
  4. Paul Resnikoff

    I’d argue that the decline in ‘kudos-fest’ awards shows is caused by multiple factors. It’s a perfect storm, and awards shows aren’t adapting. For starters, linear, cable-based viewing is rapidly on the decline. But so is long-form, non-distracted viewing: even if the Grammys was widely available on every non-linear, on-demand platform, nobody would sit there and watch this multi-hour event without also using their phone or using other browsers (putting it on audio only and panning back when things get interesting).

    Long speeches don’t work because we have 1,000 better options in the moment. Thanking the blah-blah people just isn’t entertainment (arguably, it never was). The political statements probably aren’t helping either, given that Americans are notoriously split on contentious issues and more emotional about them than ever.

Entries supplied:
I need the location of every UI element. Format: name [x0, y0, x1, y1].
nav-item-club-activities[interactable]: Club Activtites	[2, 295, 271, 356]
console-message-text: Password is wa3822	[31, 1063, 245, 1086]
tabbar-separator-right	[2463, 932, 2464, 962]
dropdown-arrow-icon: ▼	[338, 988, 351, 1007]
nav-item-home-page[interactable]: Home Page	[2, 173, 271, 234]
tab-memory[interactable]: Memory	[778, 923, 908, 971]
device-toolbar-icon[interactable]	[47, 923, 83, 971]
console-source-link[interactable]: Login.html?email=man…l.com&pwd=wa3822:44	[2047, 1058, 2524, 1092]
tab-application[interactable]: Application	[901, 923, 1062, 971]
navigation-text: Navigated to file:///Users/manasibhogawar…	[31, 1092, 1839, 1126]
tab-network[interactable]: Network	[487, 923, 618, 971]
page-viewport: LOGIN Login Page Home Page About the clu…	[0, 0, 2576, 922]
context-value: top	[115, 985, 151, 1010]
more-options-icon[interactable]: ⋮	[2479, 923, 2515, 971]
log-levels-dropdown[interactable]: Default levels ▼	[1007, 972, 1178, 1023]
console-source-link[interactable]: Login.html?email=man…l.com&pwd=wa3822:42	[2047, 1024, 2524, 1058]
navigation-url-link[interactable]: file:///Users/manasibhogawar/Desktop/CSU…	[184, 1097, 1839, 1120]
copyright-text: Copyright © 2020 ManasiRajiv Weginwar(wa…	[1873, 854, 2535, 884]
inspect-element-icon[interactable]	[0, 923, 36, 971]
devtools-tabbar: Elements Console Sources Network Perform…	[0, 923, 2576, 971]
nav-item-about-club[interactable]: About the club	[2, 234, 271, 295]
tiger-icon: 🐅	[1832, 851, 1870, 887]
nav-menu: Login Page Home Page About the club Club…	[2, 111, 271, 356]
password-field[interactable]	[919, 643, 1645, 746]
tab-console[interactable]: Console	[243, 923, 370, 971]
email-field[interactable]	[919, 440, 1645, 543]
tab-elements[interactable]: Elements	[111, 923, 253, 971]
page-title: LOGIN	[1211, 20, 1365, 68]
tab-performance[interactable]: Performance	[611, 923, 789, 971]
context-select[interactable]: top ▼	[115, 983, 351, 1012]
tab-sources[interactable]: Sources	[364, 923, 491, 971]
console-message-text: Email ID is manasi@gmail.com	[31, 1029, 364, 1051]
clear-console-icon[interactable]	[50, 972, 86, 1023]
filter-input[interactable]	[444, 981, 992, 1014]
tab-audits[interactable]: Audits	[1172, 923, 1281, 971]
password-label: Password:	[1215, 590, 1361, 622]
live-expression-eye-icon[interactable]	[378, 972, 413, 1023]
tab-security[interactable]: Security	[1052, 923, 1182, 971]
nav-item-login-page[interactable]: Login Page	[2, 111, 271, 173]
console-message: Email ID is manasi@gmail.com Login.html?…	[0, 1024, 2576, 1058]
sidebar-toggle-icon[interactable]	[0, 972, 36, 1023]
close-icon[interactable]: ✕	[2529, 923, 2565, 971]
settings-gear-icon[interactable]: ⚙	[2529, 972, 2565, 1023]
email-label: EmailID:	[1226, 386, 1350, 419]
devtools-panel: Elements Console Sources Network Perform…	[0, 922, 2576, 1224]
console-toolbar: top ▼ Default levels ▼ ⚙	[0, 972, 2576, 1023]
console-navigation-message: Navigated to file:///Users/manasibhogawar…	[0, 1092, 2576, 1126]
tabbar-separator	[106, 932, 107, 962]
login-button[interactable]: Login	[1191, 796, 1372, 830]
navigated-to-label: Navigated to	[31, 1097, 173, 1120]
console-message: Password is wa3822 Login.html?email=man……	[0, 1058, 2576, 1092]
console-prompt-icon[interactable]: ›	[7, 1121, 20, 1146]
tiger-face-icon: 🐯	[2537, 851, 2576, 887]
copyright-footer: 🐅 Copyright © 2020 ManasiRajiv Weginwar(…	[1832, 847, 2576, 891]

What to work on:
1. According to the comment on awards shows, how many better options do we have in the moment?
2. Copy the stretch of the comment on awards shows from "4. Paul Resnikoff" through "things get interesting).".
3. Resume the comment on awards shows after its final sentence.

Solved tasks:
1. 1,000

2.
4. Paul Resnikoff

    I’d argue that the decline in ‘kudos-fest’ awards shows is caused by multiple factors. It’s a perfect storm, and awards shows aren’t adapting. For starters, linear, cable-based viewing is rapidly on the decline. But so is long-form, non-distracted viewing: even if the Grammys was widely available on every non-linear, on-demand platform, nobody would sit there and watch this multi-hour event without also using their phone or using other browsers (putting it on audio only and panning back when things get interesting).

3.
  5. James Ridley

    I’m with the consensus that the music of today isn’t up to par. While it may seem like “pop” music is popular, it is, move than ever, by design and by trendy 15-minute fame type appeal. So all the young kids using the internet blow up streaming numbers, likes, and follows. But the reality is they are not the ones likely to be interested in the Grammys. Anyone who might be been interested was only in it to tune into the incredible era defining artists of the time, which, today, simply do not exist. Quality is not a feature of today’s releases and it is what music fans crave most. (quality as to how it translates to generating raw emotion).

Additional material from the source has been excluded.